§ EXERCISE DESCRIPTION
How many of these lines hold the string "page"? Answer with the number only.
** Start of MATERIAL FOR THIS TASK **
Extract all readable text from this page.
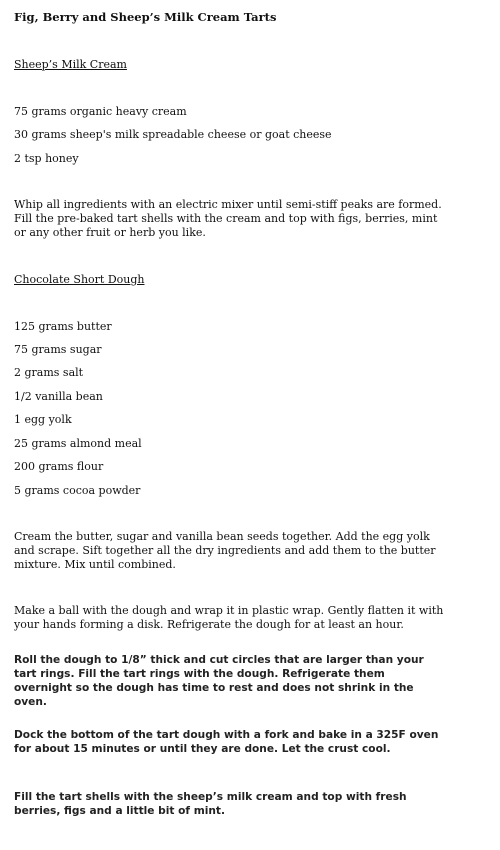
Fig, Berry and Sheep’s Milk Cream Tarts
Sheep’s Milk Cream
75 grams organic heavy cream
30 grams sheep's milk spreadable cheese or goat cheese
2 tsp honey
Whip all ingredients with an electric mixer until semi-stiff peaks are formed. Fill the pre-baked tart shells with the cream and top with figs, berries, mint or any other fruit or herb you like.
Chocolate Short Dough
125 grams butter
75 grams sugar
2 grams salt
1/2 vanilla bean
1 egg yolk
25 grams almond meal
200 grams flour
5 grams cocoa powder
Cream the butter, sugar and vanilla bean seeds together. Add the egg yolk and scrape. Sift together all the dry ingredients and add them to the butter mixture. Mix until combined.
Make a ball with the dough and wrap it in plastic wrap. Gently flatten it with your hands forming a disk. Refrigerate the dough for at least an hour.
Roll the dough to 1/8” thick and cut circles that are larger than your tart rings. Fill the tart rings with the dough. Refrigerate them overnight so the dough has time to rest and does not shrink in the oven.
Dock the bottom of the tart dough with a fork and bake in a 325F oven for about 15 minutes or until they are done. Let the crust cool.
Fill the tart shells with the sheep’s milk cream and top with fresh berries, figs and a little bit of mint.
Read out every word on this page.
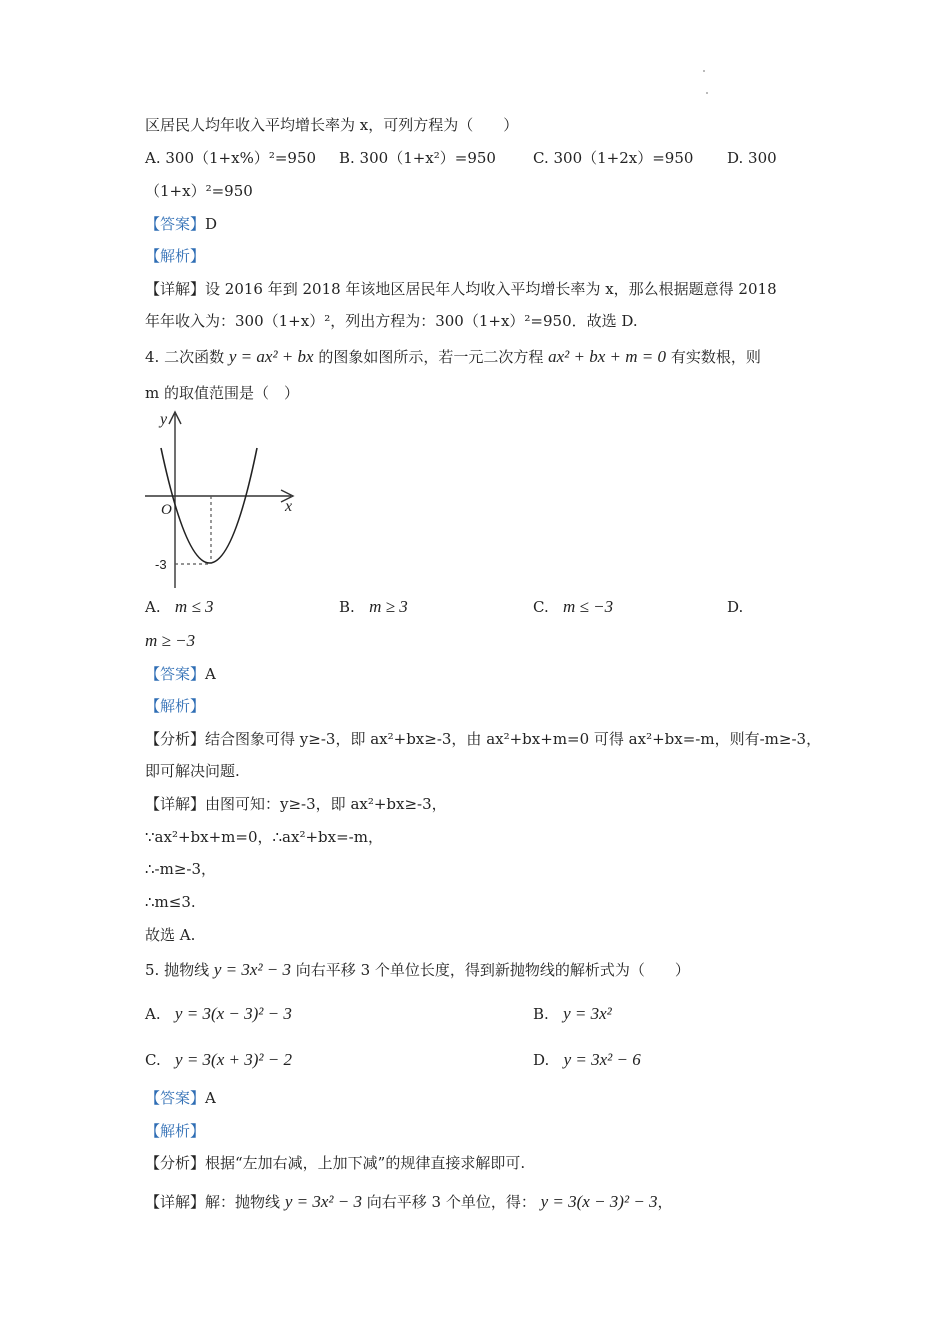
区居民人均年收入平均增长率为 x，可列方程为（　　）
A. 300（1+x%）²=950 B. 300（1+x²）=950 C. 300（1+2x）=950 D. 300
（1+x）²=950
【答案】D
【解析】
【详解】设 2016 年到 2018 年该地区居民年人均收入平均增长率为 x，那么根据题意得 2018
年年收入为：300（1+x）²，列出方程为：300（1+x）²=950．故选 D.
4. 二次函数 y = ax² + bx 的图象如图所示，若一元二次方程 ax² + bx + m = 0 有实数根，则
m 的取值范围是（　）
y
x
O
-3
A. m ≤ 3	B. m ≥ 3	C. m ≤ −3	D.
m ≥ −3
【答案】A
【解析】
【分析】结合图象可得 y≥-3，即 ax²+bx≥-3，由 ax²+bx+m=0 可得 ax²+bx=-m，则有-m≥-3，
即可解决问题.
【详解】由图可知：y≥-3，即 ax²+bx≥-3，
∵ax²+bx+m=0，∴ax²+bx=-m，
∴-m≥-3，
∴m≤3.
故选 A.
5. 抛物线 y = 3x² − 3 向右平移 3 个单位长度，得到新抛物线的解析式为（　　）
A. y = 3(x − 3)² − 3	B. y = 3x²
C. y = 3(x + 3)² − 2	D. y = 3x² − 6
【答案】A
【解析】
【分析】根据“左加右减，上加下减”的规律直接求解即可.
【详解】解：抛物线 y = 3x² − 3 向右平移 3 个单位，得： y = 3(x − 3)² − 3，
** End of MATERIAL FOR THIS TASK **
§ TASK ANSWER
2